§ **Your assignment**:
In the text below on diagnosing and predicting outcome in MDS, what percentage of lower-risk patients under the classic IPSS were reclassified as higher risk by the revised IPSS?

§ **Extract to read**:

=== Begin Enclosure ===

Patient evaluation overview
Diagnostic and Prognosis
According to the recently published guidelines from the European LeukemiaNet (ELN) ( Table 1 ), every patient should receive a complete blood count, a peripheral blood (PB) smear with differential leukocyte count, a bone marrow (BM) aspiration for morphologic evaluation, as well as a BM biopsy to assess marrow fibrosis. Furthermore, cytogenetic analysis of BM should be undertaken in all cases of suspected MDS. At least 20 metaphases have to be analyzed; if less than 20 metaphases are scored, then the results should be considered invalid, provided the karyotype appears normal. Fluorescence in situ hybridization analysis, with a validated panel of probes, is recommended in certain instances (eg, to clarify complex aberrations, to detect specific anomalies [eg, monosomy 7 or del (5q)], or when only a low number of metaphases are available for standard G banding).
| Diagnostic Tool | Diagnostic Value | |
|---|---|---|
| 1. Peripheral blood smear | Evaluation of dysplasia and blast count | Mandatory |
| 2. Bone marrow aspirate | Evaluation of dysplasia and blast count, Quantification of ring sideroblasts | |
| 3. Bone marrow biopsy | Assessment of cellularity, CD34+ count and fibrosis | |
| 4. Cytogenetic analysis | Detection of clonal chromosomal abnormalities for conclusive diagnosis/prognostic assessment | |
| 5. FISH | Detection of targeted chromosomal abnormalities in interphase nuclei following repeated failure of standard G banding | Recommended |
| 6. Immunophenotyping | Detection of abnormalities in erythroid, myeloid, and lymphoid compartment | |
| 7. SNP-array | Detection of chromosomal defects at a high resolution in combination with metaphase cytogenetic | Suggested |
| 8. Mutation analysis of candidates genes | Detection of somatic mutations that can allow a conclusive diagnosis and also reliable for prognostic evaluation |
The cytomorphological assessment of the bone marrow smear is the basic diagnostic when an MDS is suspected. As a result of cytogenetic and epigenetic changes, there will be found more or less pronounced morphologic alterations in at least 1 cell line up to trilinear dysplasia and is associated with a normal or increased blast count.
Many clinical trials use the IPSS for differentiation between lower- versus higher-risk disease. However, some patients classified as lower risk, particularly those in the IPSS intermediate-1 group, may have higher-risk features (eg, patients with red blood cell [RBC] transfusion–dependent [TD] refractory cytopenia with multilineage dysplasia [RCMD] with intermediate karyotype). Consequently, a revised IPSS (IPSS-R) has been proposed, which incorporates several changes, including an updated system for assessing cytogenetic risk and the consideration of the severity of cytopenias (with thresholds of hemoglobin: 10 g/dL; absolute neutrophil count: 0.8 × 10 9 L −1 ; platelets: 100 × 10 9 L −1 ). Using this new R-IPSS, 27% of lower-risk patients with MDS per classic IPSS were reclassified as having a higher risk and may potentially require more intensive treatment, whereas 18% of higher-risk patients per classic IPSS were reclassified as low risk, suggesting that IPSS-R can refine the classification of MDS and more individual prognosis estimation is possible. Still, the benefit of IPSS-R for guided therapy decisions is under investigation. Quite recently, Della Porta and colleagues developed an IPSS-R–based score to predict outcome of patients after SCT.

=== End Enclosure ===

§ **Source material**:
=== Begin Enclosure ===

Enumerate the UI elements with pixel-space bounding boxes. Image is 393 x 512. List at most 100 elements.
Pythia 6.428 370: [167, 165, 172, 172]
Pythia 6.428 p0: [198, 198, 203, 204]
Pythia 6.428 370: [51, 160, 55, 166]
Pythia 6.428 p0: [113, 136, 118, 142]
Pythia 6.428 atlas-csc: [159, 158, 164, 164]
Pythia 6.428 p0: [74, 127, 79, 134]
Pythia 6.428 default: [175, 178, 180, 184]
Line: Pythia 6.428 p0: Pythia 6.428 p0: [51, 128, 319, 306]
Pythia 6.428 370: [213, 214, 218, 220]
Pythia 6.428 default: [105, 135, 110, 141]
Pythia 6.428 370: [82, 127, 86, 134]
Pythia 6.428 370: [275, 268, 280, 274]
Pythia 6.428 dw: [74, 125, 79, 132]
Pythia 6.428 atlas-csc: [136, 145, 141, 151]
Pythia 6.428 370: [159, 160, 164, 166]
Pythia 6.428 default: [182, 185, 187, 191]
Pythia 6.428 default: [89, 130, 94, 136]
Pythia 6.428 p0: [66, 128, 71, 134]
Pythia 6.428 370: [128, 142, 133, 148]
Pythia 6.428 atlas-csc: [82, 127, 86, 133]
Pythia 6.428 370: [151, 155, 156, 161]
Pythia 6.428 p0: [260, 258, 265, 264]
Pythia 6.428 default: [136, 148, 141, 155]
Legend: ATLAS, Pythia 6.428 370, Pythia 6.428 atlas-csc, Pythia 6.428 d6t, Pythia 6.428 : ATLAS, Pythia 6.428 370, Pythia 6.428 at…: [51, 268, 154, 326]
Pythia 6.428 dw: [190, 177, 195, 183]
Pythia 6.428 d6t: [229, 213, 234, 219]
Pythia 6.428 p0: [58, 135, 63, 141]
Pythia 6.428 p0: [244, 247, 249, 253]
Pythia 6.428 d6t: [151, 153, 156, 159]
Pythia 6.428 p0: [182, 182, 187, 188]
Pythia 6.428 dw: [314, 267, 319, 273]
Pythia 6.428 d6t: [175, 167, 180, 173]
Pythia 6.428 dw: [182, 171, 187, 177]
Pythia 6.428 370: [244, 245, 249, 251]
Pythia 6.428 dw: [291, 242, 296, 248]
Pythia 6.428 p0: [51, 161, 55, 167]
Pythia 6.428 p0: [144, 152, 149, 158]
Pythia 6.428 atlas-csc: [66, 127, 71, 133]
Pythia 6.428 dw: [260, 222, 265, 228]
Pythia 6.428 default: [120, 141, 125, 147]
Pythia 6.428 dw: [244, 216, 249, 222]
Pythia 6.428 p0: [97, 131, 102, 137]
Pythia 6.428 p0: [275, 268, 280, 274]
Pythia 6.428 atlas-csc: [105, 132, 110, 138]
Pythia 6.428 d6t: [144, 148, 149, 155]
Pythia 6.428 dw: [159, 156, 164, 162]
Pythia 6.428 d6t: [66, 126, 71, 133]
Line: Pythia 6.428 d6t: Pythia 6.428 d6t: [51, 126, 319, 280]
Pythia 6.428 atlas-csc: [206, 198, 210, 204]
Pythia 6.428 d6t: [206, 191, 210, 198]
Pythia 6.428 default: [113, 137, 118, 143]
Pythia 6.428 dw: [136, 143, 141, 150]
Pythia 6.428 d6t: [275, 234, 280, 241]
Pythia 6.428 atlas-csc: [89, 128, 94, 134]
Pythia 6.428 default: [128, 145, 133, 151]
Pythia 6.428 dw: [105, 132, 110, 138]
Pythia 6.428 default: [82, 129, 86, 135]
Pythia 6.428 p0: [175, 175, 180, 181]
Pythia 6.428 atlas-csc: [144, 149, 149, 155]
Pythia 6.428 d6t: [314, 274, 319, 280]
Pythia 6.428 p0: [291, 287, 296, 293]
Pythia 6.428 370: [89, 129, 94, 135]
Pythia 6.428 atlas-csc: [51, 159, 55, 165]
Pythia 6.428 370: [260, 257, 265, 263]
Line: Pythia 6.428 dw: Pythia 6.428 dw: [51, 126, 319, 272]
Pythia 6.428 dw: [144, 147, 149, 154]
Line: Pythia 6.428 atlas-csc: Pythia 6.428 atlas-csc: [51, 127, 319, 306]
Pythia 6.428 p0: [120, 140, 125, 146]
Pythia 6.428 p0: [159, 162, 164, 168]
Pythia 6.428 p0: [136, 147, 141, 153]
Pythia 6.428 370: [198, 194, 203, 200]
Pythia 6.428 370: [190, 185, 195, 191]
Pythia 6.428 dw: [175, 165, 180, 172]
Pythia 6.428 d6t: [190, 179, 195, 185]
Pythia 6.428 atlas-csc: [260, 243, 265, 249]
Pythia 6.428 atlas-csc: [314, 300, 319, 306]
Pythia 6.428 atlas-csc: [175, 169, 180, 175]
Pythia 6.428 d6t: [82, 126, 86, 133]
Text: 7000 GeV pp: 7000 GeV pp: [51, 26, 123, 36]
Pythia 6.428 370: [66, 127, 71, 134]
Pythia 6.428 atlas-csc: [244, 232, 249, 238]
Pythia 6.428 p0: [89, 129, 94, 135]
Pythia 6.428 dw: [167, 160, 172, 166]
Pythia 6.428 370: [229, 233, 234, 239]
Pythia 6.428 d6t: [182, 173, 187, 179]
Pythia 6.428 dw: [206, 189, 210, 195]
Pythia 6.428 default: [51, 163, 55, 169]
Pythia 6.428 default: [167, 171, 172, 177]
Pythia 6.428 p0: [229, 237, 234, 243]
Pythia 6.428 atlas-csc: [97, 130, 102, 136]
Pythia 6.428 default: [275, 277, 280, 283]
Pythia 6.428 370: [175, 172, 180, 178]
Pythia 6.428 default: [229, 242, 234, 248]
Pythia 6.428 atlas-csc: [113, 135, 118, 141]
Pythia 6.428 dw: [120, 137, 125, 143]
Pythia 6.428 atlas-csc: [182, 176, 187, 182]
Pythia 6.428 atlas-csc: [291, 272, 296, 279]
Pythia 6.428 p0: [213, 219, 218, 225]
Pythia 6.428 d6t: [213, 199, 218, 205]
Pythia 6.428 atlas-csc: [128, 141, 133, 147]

=== End Enclosure ===

§ **Result below**:
27%